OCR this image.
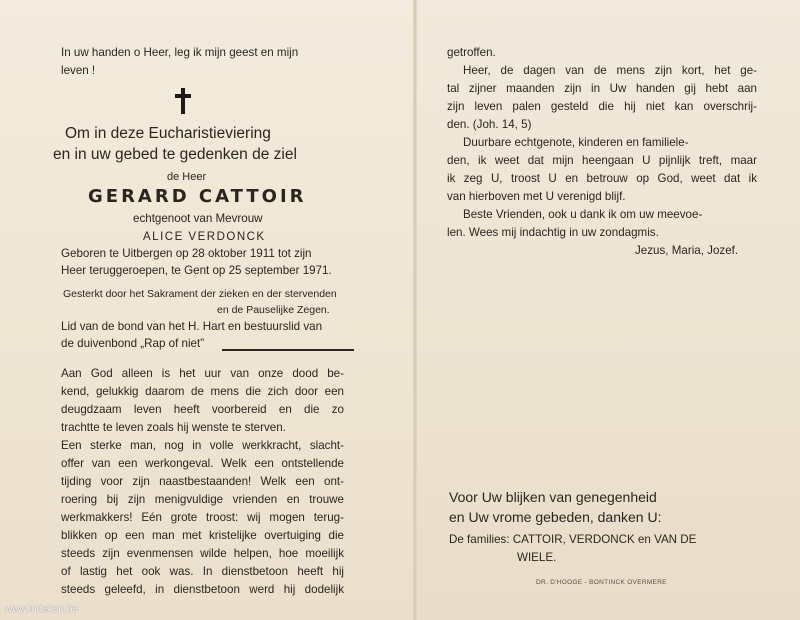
In uw handen o Heer, leg ik mijn geest en mijn
leven !
Om in deze Eucharistieviering
en in uw gebed te gedenken de ziel
de Heer
GERARD CATTOIR
echtgenoot van Mevrouw
ALICE VERDONCK
Geboren te Uitbergen op 28 oktober 1911 tot zijn
Heer teruggeroepen, te Gent op 25 september 1971.
Gesterkt door het Sakrament der zieken en der stervenden
en de Pauselijke Zegen.
Lid van de bond van het H. Hart en bestuurslid van
de duivenbond „Rap of niet”
Aan God alleen is het uur van onze dood be-
kend, gelukkig daarom de mens die zich door een
deugdzaam leven heeft voorbereid en die zo
trachtte te leven zoals hij wenste te sterven.
Een sterke man, nog in volle werkkracht, slacht-
offer van een werkongeval. Welk een ontstellende
tijding voor zijn naastbestaanden! Welk een ont-
roering bij zijn menigvuldige vrienden en trouwe
werkmakkers! Eén grote troost: wij mogen terug-
blikken op een man met kristelijke overtuiging die
steeds zijn evenmensen wilde helpen, hoe moeilijk
of lastig het ook was. In dienstbetoon heeft hij
steeds geleefd, in dienstbetoon werd hij dodelijk
getroffen.
Heer, de dagen van de mens zijn kort, het ge-
tal zijner maanden zijn in Uw handen gij hebt aan
zijn leven palen gesteld die hij niet kan overschrij-
den. (Joh. 14, 5)
Duurbare echtgenote, kinderen en familiele-
den, ik weet dat mijn heengaan U pijnlijk treft, maar
ik zeg U, troost U en betrouw op God, weet dat ik
van hierboven met U verenigd blijf.
Beste Vrienden, ook u dank ik om uw meevoe-
len. Wees mij indachtig in uw zondagmis.
Jezus, Maria, Jozef.
Voor Uw blijken van genegenheid
en Uw vrome gebeden, danken U:
De families: CATTOIR, VERDONCK en VAN DE
WIELE.
DR. D'HOOGE - BONTINCK OVERMERE
www.indeken.be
++++
Give every record back exactly as it reads, with no images.

OCR this image.
In uw handen o Heer, leg ik mijn geest en mijn
leven !
Om in deze Eucharistieviering
en in uw gebed te gedenken de ziel
de Heer
GERARD CATTOIR
echtgenoot van Mevrouw
ALICE VERDONCK
Geboren te Uitbergen op 28 oktober 1911 tot zijn
Heer teruggeroepen, te Gent op 25 september 1971.
Gesterkt door het Sakrament der zieken en der stervenden
en de Pauselijke Zegen.
Lid van de bond van het H. Hart en bestuurslid van
de duivenbond „Rap of niet”
Aan God alleen is het uur van onze dood be-
kend, gelukkig daarom de mens die zich door een
deugdzaam leven heeft voorbereid en die zo
trachtte te leven zoals hij wenste te sterven.
Een sterke man, nog in volle werkkracht, slacht-
offer van een werkongeval. Welk een ontstellende
tijding voor zijn naastbestaanden! Welk een ont-
roering bij zijn menigvuldige vrienden en trouwe
werkmakkers! Eén grote troost: wij mogen terug-
blikken op een man met kristelijke overtuiging die
steeds zijn evenmensen wilde helpen, hoe moeilijk
of lastig het ook was. In dienstbetoon heeft hij
steeds geleefd, in dienstbetoon werd hij dodelijk
getroffen.
Heer, de dagen van de mens zijn kort, het ge-
tal zijner maanden zijn in Uw handen gij hebt aan
zijn leven palen gesteld die hij niet kan overschrij-
den. (Joh. 14, 5)
Duurbare echtgenote, kinderen en familiele-
den, ik weet dat mijn heengaan U pijnlijk treft, maar
ik zeg U, troost U en betrouw op God, weet dat ik
van hierboven met U verenigd blijf.
Beste Vrienden, ook u dank ik om uw meevoe-
len. Wees mij indachtig in uw zondagmis.
Jezus, Maria, Jozef.
Voor Uw blijken van genegenheid
en Uw vrome gebeden, danken U:
De families: CATTOIR, VERDONCK en VAN DE
WIELE.
DR. D'HOOGE - BONTINCK OVERMERE
www.indeken.be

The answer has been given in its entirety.